Extracted data entries
'''
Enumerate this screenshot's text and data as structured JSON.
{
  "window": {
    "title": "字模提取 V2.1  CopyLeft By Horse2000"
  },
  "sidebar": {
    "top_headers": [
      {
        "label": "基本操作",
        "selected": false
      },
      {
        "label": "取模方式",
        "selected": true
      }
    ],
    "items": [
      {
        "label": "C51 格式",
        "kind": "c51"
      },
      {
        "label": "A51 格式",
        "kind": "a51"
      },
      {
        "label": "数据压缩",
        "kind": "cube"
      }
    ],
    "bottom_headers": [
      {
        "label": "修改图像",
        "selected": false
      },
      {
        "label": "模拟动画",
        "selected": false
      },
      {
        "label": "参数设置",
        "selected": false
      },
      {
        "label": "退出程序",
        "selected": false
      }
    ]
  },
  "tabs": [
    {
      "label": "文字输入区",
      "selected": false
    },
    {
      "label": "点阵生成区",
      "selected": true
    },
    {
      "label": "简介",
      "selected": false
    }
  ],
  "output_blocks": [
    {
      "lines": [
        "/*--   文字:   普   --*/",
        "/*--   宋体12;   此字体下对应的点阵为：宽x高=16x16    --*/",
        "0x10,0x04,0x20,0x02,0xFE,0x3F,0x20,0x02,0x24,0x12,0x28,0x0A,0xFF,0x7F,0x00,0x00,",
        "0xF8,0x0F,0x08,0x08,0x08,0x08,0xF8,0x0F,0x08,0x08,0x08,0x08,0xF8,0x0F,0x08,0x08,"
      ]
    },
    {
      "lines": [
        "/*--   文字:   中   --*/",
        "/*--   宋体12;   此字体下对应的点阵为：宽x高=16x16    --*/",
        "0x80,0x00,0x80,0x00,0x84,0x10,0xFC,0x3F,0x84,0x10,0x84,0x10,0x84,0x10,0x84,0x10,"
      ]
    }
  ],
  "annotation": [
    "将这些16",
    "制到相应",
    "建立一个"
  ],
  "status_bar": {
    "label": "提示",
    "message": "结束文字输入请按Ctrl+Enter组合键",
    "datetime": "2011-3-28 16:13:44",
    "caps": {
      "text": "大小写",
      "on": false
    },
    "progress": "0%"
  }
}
'''
Instructions to follow: From the first line to the last, please quote the material above exactly.

Result below:
Enumerate this screenshot's text and data as structured JSON.
{
  "window": {
    "title": "字模提取 V2.1  CopyLeft By Horse2000"
  },
  "sidebar": {
    "top_headers": [
      {
        "label": "基本操作",
        "selected": false
      },
      {
        "label": "取模方式",
        "selected": true
      }
    ],
    "items": [
      {
        "label": "C51 格式",
        "kind": "c51"
      },
      {
        "label": "A51 格式",
        "kind": "a51"
      },
      {
        "label": "数据压缩",
        "kind": "cube"
      }
    ],
    "bottom_headers": [
      {
        "label": "修改图像",
        "selected": false
      },
      {
        "label": "模拟动画",
        "selected": false
      },
      {
        "label": "参数设置",
        "selected": false
      },
      {
        "label": "退出程序",
        "selected": false
      }
    ]
  },
  "tabs": [
    {
      "label": "文字输入区",
      "selected": false
    },
    {
      "label": "点阵生成区",
      "selected": true
    },
    {
      "label": "简介",
      "selected": false
    }
  ],
  "output_blocks": [
    {
      "lines": [
        "/*--   文字:   普   --*/",
        "/*--   宋体12;   此字体下对应的点阵为：宽x高=16x16    --*/",
        "0x10,0x04,0x20,0x02,0xFE,0x3F,0x20,0x02,0x24,0x12,0x28,0x0A,0xFF,0x7F,0x00,0x00,",
        "0xF8,0x0F,0x08,0x08,0x08,0x08,0xF8,0x0F,0x08,0x08,0x08,0x08,0xF8,0x0F,0x08,0x08,"
      ]
    },
    {
      "lines": [
        "/*--   文字:   中   --*/",
        "/*--   宋体12;   此字体下对应的点阵为：宽x高=16x16    --*/",
        "0x80,0x00,0x80,0x00,0x84,0x10,0xFC,0x3F,0x84,0x10,0x84,0x10,0x84,0x10,0x84,0x10,"
      ]
    }
  ],
  "annotation": [
    "将这些16",
    "制到相应",
    "建立一个"
  ],
  "status_bar": {
    "label": "提示",
    "message": "结束文字输入请按Ctrl+Enter组合键",
    "datetime": "2011-3-28 16:13:44",
    "caps": {
      "text": "大小写",
      "on": false
    },
    "progress": "0%"
  }
}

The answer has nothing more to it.